◆ The exercise
Write down each entry again, exactly as it reads.

◆ Recorded information
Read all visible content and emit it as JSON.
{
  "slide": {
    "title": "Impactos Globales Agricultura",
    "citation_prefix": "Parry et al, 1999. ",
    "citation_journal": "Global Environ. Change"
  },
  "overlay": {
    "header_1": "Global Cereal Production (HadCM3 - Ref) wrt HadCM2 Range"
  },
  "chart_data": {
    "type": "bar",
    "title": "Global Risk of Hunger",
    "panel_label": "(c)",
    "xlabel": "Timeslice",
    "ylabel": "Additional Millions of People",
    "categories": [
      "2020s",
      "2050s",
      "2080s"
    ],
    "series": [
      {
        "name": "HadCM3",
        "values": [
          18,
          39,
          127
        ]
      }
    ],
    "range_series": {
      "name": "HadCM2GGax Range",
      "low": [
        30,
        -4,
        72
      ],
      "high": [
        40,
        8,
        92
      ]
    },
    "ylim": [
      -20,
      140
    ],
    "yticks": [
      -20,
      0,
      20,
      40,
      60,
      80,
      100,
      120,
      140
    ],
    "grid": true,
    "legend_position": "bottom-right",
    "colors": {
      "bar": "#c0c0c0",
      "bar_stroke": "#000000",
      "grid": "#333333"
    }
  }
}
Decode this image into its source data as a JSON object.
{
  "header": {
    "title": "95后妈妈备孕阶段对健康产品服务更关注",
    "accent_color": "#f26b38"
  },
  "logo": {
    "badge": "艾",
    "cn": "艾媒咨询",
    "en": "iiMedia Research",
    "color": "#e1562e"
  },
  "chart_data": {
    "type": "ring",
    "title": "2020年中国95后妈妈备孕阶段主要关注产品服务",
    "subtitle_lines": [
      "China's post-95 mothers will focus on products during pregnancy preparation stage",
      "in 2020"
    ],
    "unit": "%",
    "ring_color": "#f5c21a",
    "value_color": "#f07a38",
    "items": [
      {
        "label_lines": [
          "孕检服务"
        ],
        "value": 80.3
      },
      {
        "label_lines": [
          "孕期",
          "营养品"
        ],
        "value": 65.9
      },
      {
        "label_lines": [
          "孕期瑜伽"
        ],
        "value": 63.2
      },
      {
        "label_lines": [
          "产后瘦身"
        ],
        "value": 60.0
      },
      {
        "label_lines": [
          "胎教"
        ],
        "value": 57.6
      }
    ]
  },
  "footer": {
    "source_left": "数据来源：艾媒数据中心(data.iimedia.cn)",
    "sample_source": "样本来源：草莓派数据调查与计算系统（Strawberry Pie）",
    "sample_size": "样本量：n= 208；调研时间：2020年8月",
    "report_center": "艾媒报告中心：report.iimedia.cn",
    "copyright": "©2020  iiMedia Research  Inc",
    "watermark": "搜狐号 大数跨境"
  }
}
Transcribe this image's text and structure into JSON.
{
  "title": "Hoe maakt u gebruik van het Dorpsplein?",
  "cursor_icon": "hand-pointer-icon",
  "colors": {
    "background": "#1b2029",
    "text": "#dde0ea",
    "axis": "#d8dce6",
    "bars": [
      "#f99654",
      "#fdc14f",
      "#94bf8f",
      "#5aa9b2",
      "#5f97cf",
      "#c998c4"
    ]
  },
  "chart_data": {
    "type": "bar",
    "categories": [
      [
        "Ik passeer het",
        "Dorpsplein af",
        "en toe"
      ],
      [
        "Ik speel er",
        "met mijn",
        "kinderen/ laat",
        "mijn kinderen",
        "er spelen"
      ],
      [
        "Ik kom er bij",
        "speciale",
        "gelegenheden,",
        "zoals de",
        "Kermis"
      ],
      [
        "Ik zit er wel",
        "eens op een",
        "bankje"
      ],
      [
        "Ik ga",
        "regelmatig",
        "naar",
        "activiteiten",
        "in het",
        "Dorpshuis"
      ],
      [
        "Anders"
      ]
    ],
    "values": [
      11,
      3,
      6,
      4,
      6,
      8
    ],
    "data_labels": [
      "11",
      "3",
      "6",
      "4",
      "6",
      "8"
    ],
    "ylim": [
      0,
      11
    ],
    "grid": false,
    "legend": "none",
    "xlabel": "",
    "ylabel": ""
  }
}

◆ Answer to the task
Read all visible content and emit it as JSON.
{
  "slide": {
    "title": "Impactos Globales Agricultura",
    "citation_prefix": "Parry et al, 1999. ",
    "citation_journal": "Global Environ. Change"
  },
  "overlay": {
    "header_1": "Global Cereal Production (HadCM3 - Ref) wrt HadCM2 Range"
  },
  "chart_data": {
    "type": "bar",
    "title": "Global Risk of Hunger",
    "panel_label": "(c)",
    "xlabel": "Timeslice",
    "ylabel": "Additional Millions of People",
    "categories": [
      "2020s",
      "2050s",
      "2080s"
    ],
    "series": [
      {
        "name": "HadCM3",
        "values": [
          18,
          39,
          127
        ]
      }
    ],
    "range_series": {
      "name": "HadCM2GGax Range",
      "low": [
        30,
        -4,
        72
      ],
      "high": [
        40,
        8,
        92
      ]
    },
    "ylim": [
      -20,
      140
    ],
    "yticks": [
      -20,
      0,
      20,
      40,
      60,
      80,
      100,
      120,
      140
    ],
    "grid": true,
    "legend_position": "bottom-right",
    "colors": {
      "bar": "#c0c0c0",
      "bar_stroke": "#000000",
      "grid": "#333333"
    }
  }
}
Decode this image into its source data as a JSON object.
{
  "header": {
    "title": "95后妈妈备孕阶段对健康产品服务更关注",
    "accent_color": "#f26b38"
  },
  "logo": {
    "badge": "艾",
    "cn": "艾媒咨询",
    "en": "iiMedia Research",
    "color": "#e1562e"
  },
  "chart_data": {
    "type": "ring",
    "title": "2020年中国95后妈妈备孕阶段主要关注产品服务",
    "subtitle_lines": [
      "China's post-95 mothers will focus on products during pregnancy preparation stage",
      "in 2020"
    ],
    "unit": "%",
    "ring_color": "#f5c21a",
    "value_color": "#f07a38",
    "items": [
      {
        "label_lines": [
          "孕检服务"
        ],
        "value": 80.3
      },
      {
        "label_lines": [
          "孕期",
          "营养品"
        ],
        "value": 65.9
      },
      {
        "label_lines": [
          "孕期瑜伽"
        ],
        "value": 63.2
      },
      {
        "label_lines": [
          "产后瘦身"
        ],
        "value": 60.0
      },
      {
        "label_lines": [
          "胎教"
        ],
        "value": 57.6
      }
    ]
  },
  "footer": {
    "source_left": "数据来源：艾媒数据中心(data.iimedia.cn)",
    "sample_source": "样本来源：草莓派数据调查与计算系统（Strawberry Pie）",
    "sample_size": "样本量：n= 208；调研时间：2020年8月",
    "report_center": "艾媒报告中心：report.iimedia.cn",
    "copyright": "©2020  iiMedia Research  Inc",
    "watermark": "搜狐号 大数跨境"
  }
}
Transcribe this image's text and structure into JSON.
{
  "title": "Hoe maakt u gebruik van het Dorpsplein?",
  "cursor_icon": "hand-pointer-icon",
  "colors": {
    "background": "#1b2029",
    "text": "#dde0ea",
    "axis": "#d8dce6",
    "bars": [
      "#f99654",
      "#fdc14f",
      "#94bf8f",
      "#5aa9b2",
      "#5f97cf",
      "#c998c4"
    ]
  },
  "chart_data": {
    "type": "bar",
    "categories": [
      [
        "Ik passeer het",
        "Dorpsplein af",
        "en toe"
      ],
      [
        "Ik speel er",
        "met mijn",
        "kinderen/ laat",
        "mijn kinderen",
        "er spelen"
      ],
      [
        "Ik kom er bij",
        "speciale",
        "gelegenheden,",
        "zoals de",
        "Kermis"
      ],
      [
        "Ik zit er wel",
        "eens op een",
        "bankje"
      ],
      [
        "Ik ga",
        "regelmatig",
        "naar",
        "activiteiten",
        "in het",
        "Dorpshuis"
      ],
      [
        "Anders"
      ]
    ],
    "values": [
      11,
      3,
      6,
      4,
      6,
      8
    ],
    "data_labels": [
      "11",
      "3",
      "6",
      "4",
      "6",
      "8"
    ],
    "ylim": [
      0,
      11
    ],
    "grid": false,
    "legend": "none",
    "xlabel": "",
    "ylabel": ""
  }
}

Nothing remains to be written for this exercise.